**TASK DETAILS:** Show all lines from the data that include the word "Örnsköldsvik".
BEGIN RECORDS FOR PROCESSING
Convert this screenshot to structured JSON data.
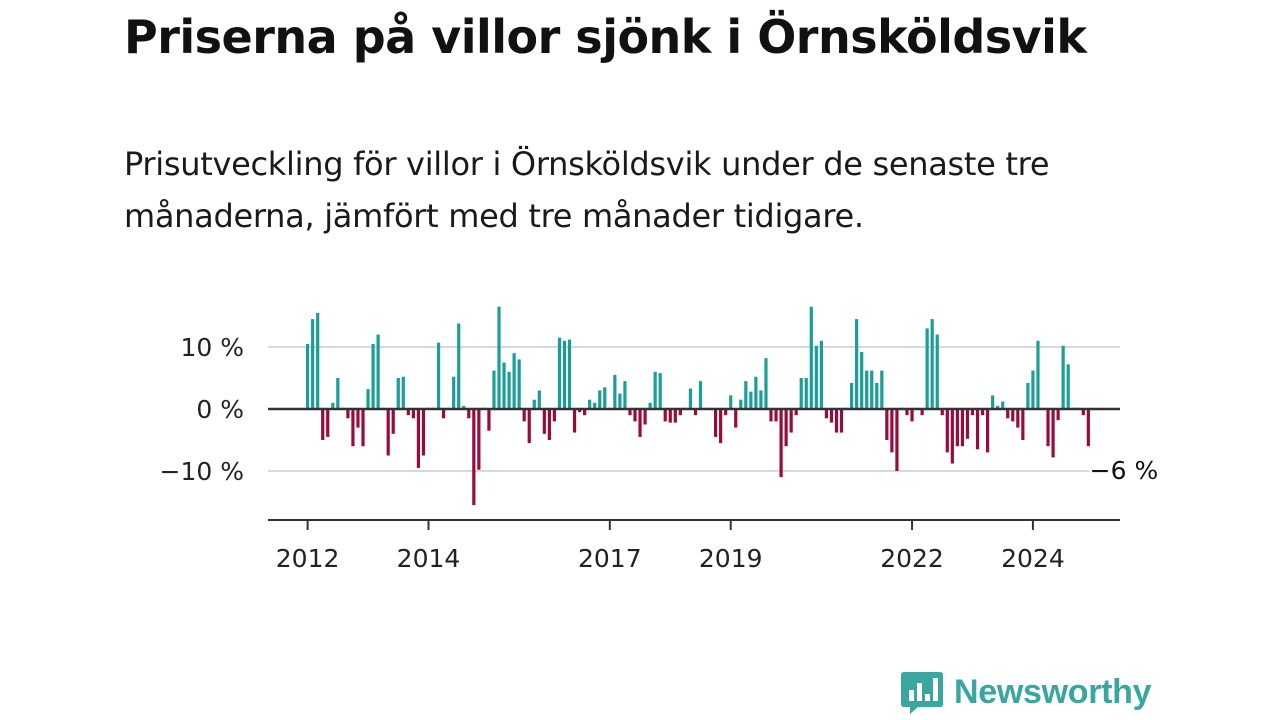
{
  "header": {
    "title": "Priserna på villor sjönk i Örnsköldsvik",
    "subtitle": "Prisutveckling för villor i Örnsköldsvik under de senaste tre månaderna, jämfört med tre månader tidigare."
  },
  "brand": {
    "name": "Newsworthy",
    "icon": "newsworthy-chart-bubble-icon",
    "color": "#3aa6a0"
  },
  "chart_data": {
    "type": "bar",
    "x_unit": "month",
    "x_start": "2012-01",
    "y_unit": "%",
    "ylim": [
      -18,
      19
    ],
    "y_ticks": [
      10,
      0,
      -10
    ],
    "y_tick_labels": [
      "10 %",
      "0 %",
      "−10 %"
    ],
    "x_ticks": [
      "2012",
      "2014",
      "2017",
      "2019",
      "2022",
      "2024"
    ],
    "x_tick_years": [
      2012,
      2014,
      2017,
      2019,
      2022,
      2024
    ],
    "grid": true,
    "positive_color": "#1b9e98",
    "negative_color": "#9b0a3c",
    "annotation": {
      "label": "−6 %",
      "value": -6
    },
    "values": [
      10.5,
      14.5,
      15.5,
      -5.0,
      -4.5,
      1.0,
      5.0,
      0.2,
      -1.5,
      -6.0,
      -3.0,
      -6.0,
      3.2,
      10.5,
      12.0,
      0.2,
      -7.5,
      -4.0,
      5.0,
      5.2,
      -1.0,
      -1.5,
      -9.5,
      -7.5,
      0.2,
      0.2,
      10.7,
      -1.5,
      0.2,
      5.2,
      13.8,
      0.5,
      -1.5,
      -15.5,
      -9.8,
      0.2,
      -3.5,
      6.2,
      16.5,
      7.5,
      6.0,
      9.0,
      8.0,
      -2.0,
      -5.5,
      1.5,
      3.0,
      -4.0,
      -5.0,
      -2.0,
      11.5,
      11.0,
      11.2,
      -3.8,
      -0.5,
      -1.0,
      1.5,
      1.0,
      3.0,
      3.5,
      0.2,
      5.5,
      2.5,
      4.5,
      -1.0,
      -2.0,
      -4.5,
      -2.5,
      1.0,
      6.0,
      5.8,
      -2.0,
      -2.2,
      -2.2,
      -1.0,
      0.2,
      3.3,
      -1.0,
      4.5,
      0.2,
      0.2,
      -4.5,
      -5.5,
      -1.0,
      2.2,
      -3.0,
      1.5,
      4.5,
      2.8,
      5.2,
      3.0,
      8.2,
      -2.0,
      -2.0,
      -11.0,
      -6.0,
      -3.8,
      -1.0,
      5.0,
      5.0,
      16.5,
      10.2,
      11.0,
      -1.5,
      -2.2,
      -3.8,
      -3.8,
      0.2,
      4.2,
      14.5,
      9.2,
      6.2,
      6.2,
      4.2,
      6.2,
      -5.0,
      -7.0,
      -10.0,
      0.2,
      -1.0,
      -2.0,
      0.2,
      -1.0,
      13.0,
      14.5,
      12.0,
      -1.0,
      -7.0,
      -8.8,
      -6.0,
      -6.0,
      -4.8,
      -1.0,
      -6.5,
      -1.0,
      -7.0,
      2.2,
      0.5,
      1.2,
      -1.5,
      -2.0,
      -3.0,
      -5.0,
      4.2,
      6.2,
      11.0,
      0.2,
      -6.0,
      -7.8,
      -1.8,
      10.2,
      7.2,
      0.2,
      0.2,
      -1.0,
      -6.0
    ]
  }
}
END RECORDS FOR PROCESSING
**ANSWER TO THIS TASK:**
    "title": "Priserna på villor sjönk i Örnsköldsvik",
    "subtitle": "Prisutveckling för villor i Örnsköldsvik under de senaste tre månaderna, jämfört med tre månader tidigare."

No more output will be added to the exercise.